Items listed in a dataset
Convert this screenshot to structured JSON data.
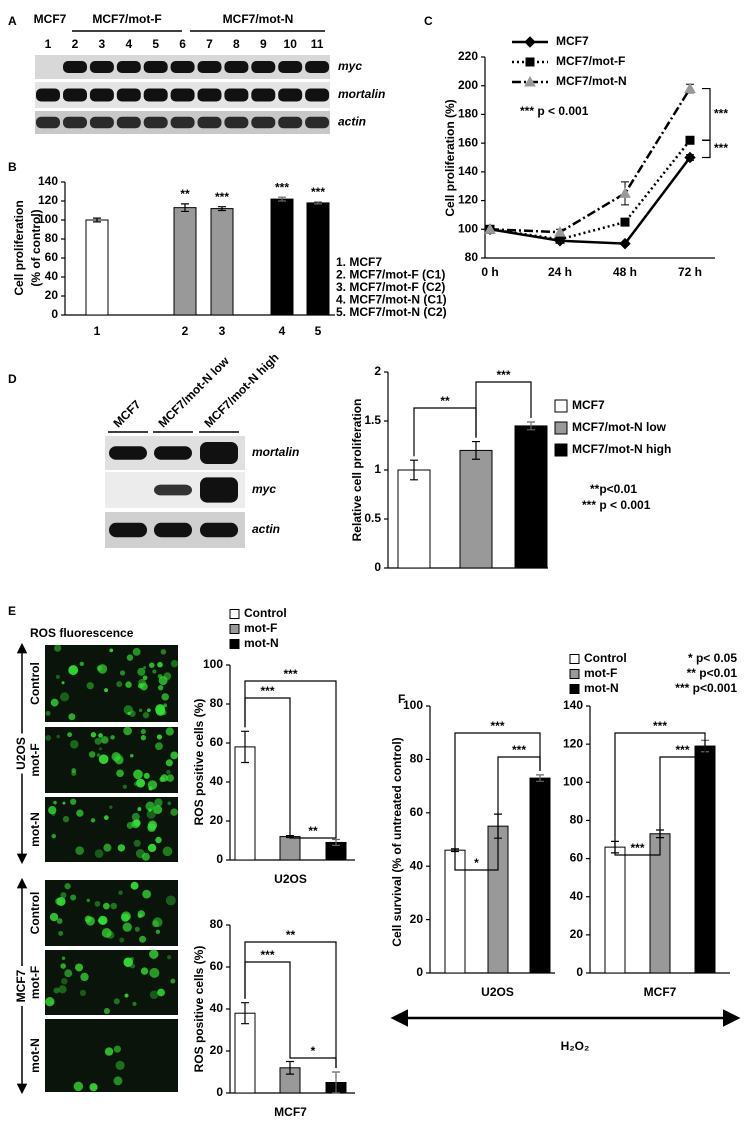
{
  "panel_labels": [
    "A",
    "B",
    "C",
    "D",
    "E",
    "F"
  ],
  "blot_A": {
    "groups": [
      "MCF7",
      "MCF7/mot-F",
      "MCF7/mot-N"
    ],
    "lanes": [
      "1",
      "2",
      "3",
      "4",
      "5",
      "6",
      "7",
      "8",
      "9",
      "10",
      "11"
    ],
    "bands": [
      "myc",
      "mortalin",
      "actin"
    ]
  },
  "blot_D": {
    "lanes": [
      "MCF7",
      "MCF7/mot-N low",
      "MCF7/mot-N high"
    ],
    "bands": [
      "mortalin",
      "myc",
      "actin"
    ]
  },
  "images_E": {
    "title": "ROS fluorescence",
    "cell_lines": [
      "U2OS",
      "MCF7"
    ],
    "conditions": [
      "Control",
      "mot-F",
      "mot-N"
    ]
  },
  "chart_data": [
    {
      "type": "bar",
      "ylabel": [
        "Cell proliferation",
        "(% of control)"
      ],
      "categories": [
        "1",
        "2",
        "3",
        "4",
        "5"
      ],
      "values": [
        100,
        113,
        112,
        122,
        118
      ],
      "errors": [
        2,
        4,
        2,
        2,
        1
      ],
      "colors": [
        "#ffffff",
        "#999999",
        "#999999",
        "#000000",
        "#000000"
      ],
      "ylim": [
        0,
        140
      ],
      "yticks": [
        0,
        20,
        40,
        60,
        80,
        100,
        120,
        140
      ],
      "significance": [
        null,
        "**",
        "***",
        "***",
        "***"
      ],
      "notes": [
        "1. MCF7",
        "2. MCF7/mot-F (C1)",
        "3. MCF7/mot-F (C2)",
        "4. MCF7/mot-N (C1)",
        "5. MCF7/mot-N (C2)"
      ]
    },
    {
      "type": "line",
      "ylabel": "Cell proliferation (%)",
      "categories": [
        "0 h",
        "24 h",
        "48 h",
        "72 h"
      ],
      "series": [
        {
          "name": "MCF7",
          "color": "#000000",
          "line_style": "solid",
          "marker": "diamond",
          "values": [
            100,
            92,
            90,
            150
          ],
          "errors": [
            1,
            1,
            1,
            2
          ]
        },
        {
          "name": "MCF7/mot-F",
          "color": "#000000",
          "line_style": "dotted",
          "marker": "square",
          "values": [
            100,
            93,
            105,
            162
          ],
          "errors": [
            1,
            1,
            2,
            2
          ]
        },
        {
          "name": "MCF7/mot-N",
          "color": "#000000",
          "marker_color": "#999999",
          "line_style": "dashdot",
          "marker": "triangle",
          "values": [
            100,
            98,
            125,
            198
          ],
          "errors": [
            1,
            2,
            8,
            3
          ]
        }
      ],
      "ylim": [
        80,
        220
      ],
      "yticks": [
        80,
        100,
        120,
        140,
        160,
        180,
        200,
        220
      ],
      "note": "*** p < 0.001",
      "significance": [
        "***",
        "***"
      ]
    },
    {
      "type": "bar",
      "ylabel": "Relative cell proliferation",
      "categories": [
        "MCF7",
        "MCF7/mot-N low",
        "MCF7/mot-N high"
      ],
      "values": [
        1,
        1.2,
        1.45
      ],
      "errors": [
        0.1,
        0.09,
        0.04
      ],
      "colors": [
        "#ffffff",
        "#999999",
        "#000000"
      ],
      "ylim": [
        0,
        2
      ],
      "yticks": [
        0,
        0.5,
        1,
        1.5,
        2
      ],
      "significance": [
        "**",
        "***"
      ],
      "notes": [
        "**p<0.01",
        "*** p < 0.001"
      ]
    },
    {
      "type": "bar",
      "ylabel": "ROS positive cells (%)",
      "xlabel": "U2OS",
      "categories": [
        "Control",
        "mot-F",
        "mot-N"
      ],
      "values": [
        58,
        12,
        9
      ],
      "errors": [
        8,
        0.5,
        1.5
      ],
      "colors": [
        "#ffffff",
        "#999999",
        "#000000"
      ],
      "ylim": [
        0,
        100
      ],
      "yticks": [
        0,
        20,
        40,
        60,
        80,
        100
      ],
      "significance": [
        "***",
        "***",
        "**"
      ]
    },
    {
      "type": "bar",
      "ylabel": "ROS positive cells (%)",
      "xlabel": "MCF7",
      "values": [
        38,
        12,
        5
      ],
      "errors": [
        5,
        3,
        5
      ],
      "colors": [
        "#ffffff",
        "#999999",
        "#000000"
      ],
      "ylim": [
        0,
        80
      ],
      "yticks": [
        0,
        20,
        40,
        60,
        80
      ],
      "significance": [
        "***",
        "**",
        "*"
      ]
    },
    {
      "type": "bar",
      "ylabel": "Cell survival (% of untreated control)",
      "xlabel": "U2OS",
      "categories": [
        "Control",
        "mot-F",
        "mot-N"
      ],
      "values": [
        46,
        55,
        73
      ],
      "errors": [
        0.5,
        4.5,
        1.2
      ],
      "colors": [
        "#ffffff",
        "#999999",
        "#000000"
      ],
      "ylim": [
        0,
        100
      ],
      "yticks": [
        0,
        20,
        40,
        60,
        80,
        100
      ],
      "significance": [
        "***",
        "*",
        "***"
      ],
      "notes": [
        "* p< 0.05",
        "** p<0.01",
        "*** p<0.001"
      ],
      "footer": "H₂O₂"
    },
    {
      "type": "bar",
      "xlabel": "MCF7",
      "values": [
        66,
        73,
        119
      ],
      "errors": [
        3,
        2,
        3
      ],
      "colors": [
        "#ffffff",
        "#999999",
        "#000000"
      ],
      "ylim": [
        0,
        140
      ],
      "yticks": [
        0,
        20,
        40,
        60,
        80,
        100,
        120,
        140
      ],
      "significance": [
        "***",
        "***",
        "***"
      ]
    }
  ]
}
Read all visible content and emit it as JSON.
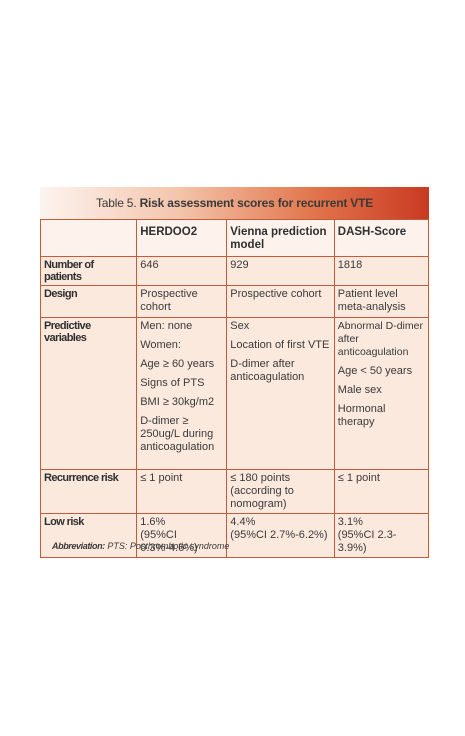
{
  "title": {
    "prefix": "Table 5.",
    "bold": "Risk assessment scores for recurrent VTE"
  },
  "headers": [
    "",
    "HERDOO2",
    "Vienna prediction model",
    "DASH-Score"
  ],
  "rows": [
    {
      "label": "Number of patients",
      "cells": [
        [
          "646"
        ],
        [
          "929"
        ],
        [
          "1818"
        ]
      ]
    },
    {
      "label": "Design",
      "cells": [
        [
          "Prospective cohort"
        ],
        [
          "Prospective cohort"
        ],
        [
          "Patient level meta-analysis"
        ]
      ]
    },
    {
      "label": "Predictive variables",
      "cells": [
        [
          "Men: none",
          "Women:",
          "Age ≥ 60 years",
          "Signs of PTS",
          "BMI ≥ 30kg/m2",
          "D-dimer ≥ 250ug/L during anticoagulation"
        ],
        [
          "Sex",
          "Location of first VTE",
          "D-dimer after anticoagulation"
        ],
        [
          "Abnormal D-dimer after anticoagulation",
          "Age < 50 years",
          "Male sex",
          "Hormonal therapy"
        ]
      ]
    },
    {
      "label": "Recurrence risk",
      "cells": [
        [
          "≤ 1 point"
        ],
        [
          "≤ 180 points (according to nomogram)"
        ],
        [
          "≤ 1 point"
        ]
      ]
    },
    {
      "label": "Low risk",
      "cells": [
        [
          "1.6%",
          "(95%CI 0.3%-4.6%)"
        ],
        [
          "4.4%",
          "(95%CI 2.7%-6.2%)"
        ],
        [
          "3.1%",
          "(95%CI 2.3-3.9%)"
        ]
      ]
    }
  ],
  "footnote": {
    "label": "Abbreviation:",
    "text": "PTS: Posthrombotic syndrome"
  },
  "colors": {
    "border": "#c85a3c",
    "cell_bg": "#fbe9de",
    "title_gradient_end": "#c83a22"
  }
}
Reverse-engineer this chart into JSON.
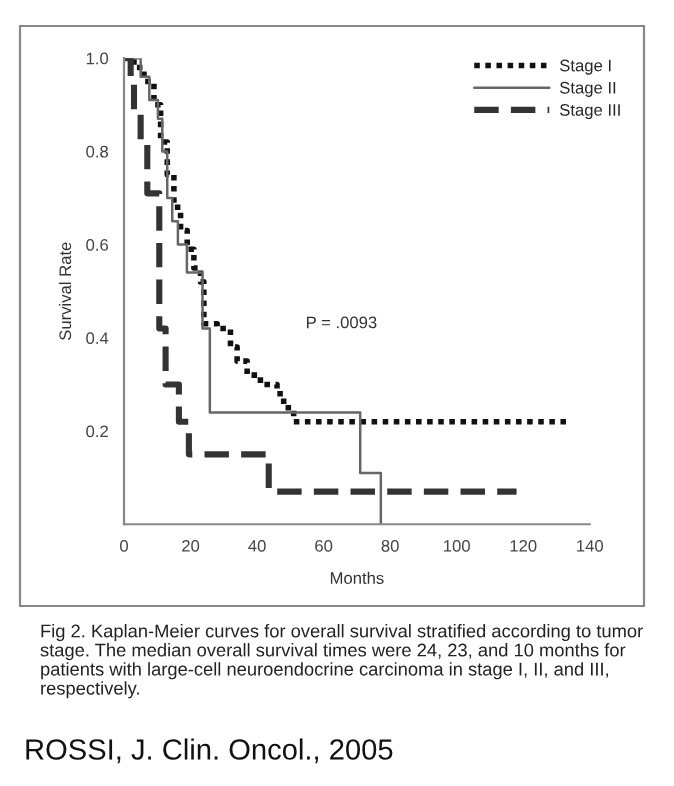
{
  "chart_data": {
    "type": "step",
    "xlabel": "Months",
    "ylabel": "Survival Rate",
    "xlim": [
      0,
      140
    ],
    "xticks": [
      0,
      20,
      40,
      60,
      80,
      100,
      120,
      140
    ],
    "ylim": [
      0,
      1.0
    ],
    "yticks": [
      0.2,
      0.4,
      0.6,
      0.8,
      {
        "value": 1.0,
        "label": "1.0"
      }
    ],
    "grid": false,
    "legend": "top right",
    "marker": "none",
    "series": [
      {
        "name": "Stage I",
        "color": "#111111",
        "line_style": "dotted",
        "x": [
          0,
          3,
          6,
          9,
          11,
          13,
          15,
          17,
          19,
          21,
          23,
          24,
          28,
          32,
          34,
          37,
          41,
          46,
          48,
          51,
          133
        ],
        "values": [
          1.0,
          0.98,
          0.95,
          0.9,
          0.82,
          0.75,
          0.68,
          0.63,
          0.59,
          0.55,
          0.52,
          0.43,
          0.42,
          0.38,
          0.35,
          0.32,
          0.3,
          0.28,
          0.25,
          0.22,
          0.22
        ]
      },
      {
        "name": "Stage II",
        "color": "#666666",
        "line_style": "solid",
        "x": [
          0,
          5,
          7.6,
          10.2,
          11.5,
          13,
          14.5,
          16.2,
          18.9,
          23.6,
          25.8,
          71,
          77.2
        ],
        "values": [
          1.0,
          0.96,
          0.91,
          0.87,
          0.8,
          0.7,
          0.65,
          0.6,
          0.54,
          0.42,
          0.24,
          0.11,
          0.0
        ]
      },
      {
        "name": "Stage III",
        "color": "#333333",
        "line_style": "dashed",
        "x": [
          0,
          2,
          3,
          5,
          7,
          10.6,
          12.5,
          16.5,
          19.5,
          43.5,
          118
        ],
        "values": [
          1.0,
          0.96,
          0.89,
          0.82,
          0.71,
          0.42,
          0.3,
          0.22,
          0.15,
          0.07,
          0.07
        ]
      }
    ],
    "annotations": [
      "P = .0093",
      "Fig 2. Kaplan-Meier curves for overall survival stratified according to tumor stage. The median overall survival times were 24, 23, and 10 months for patients with large-cell neuroendocrine carcinoma in stage I, II, and III, respectively.",
      "ROSSI, J. Clin. Oncol., 2005"
    ]
  }
}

**AIM OF THE TASK**
Report the number of lines in the records above that include "this", leaving out any other words.

**RESPONSE TO THE EXERCISE**
2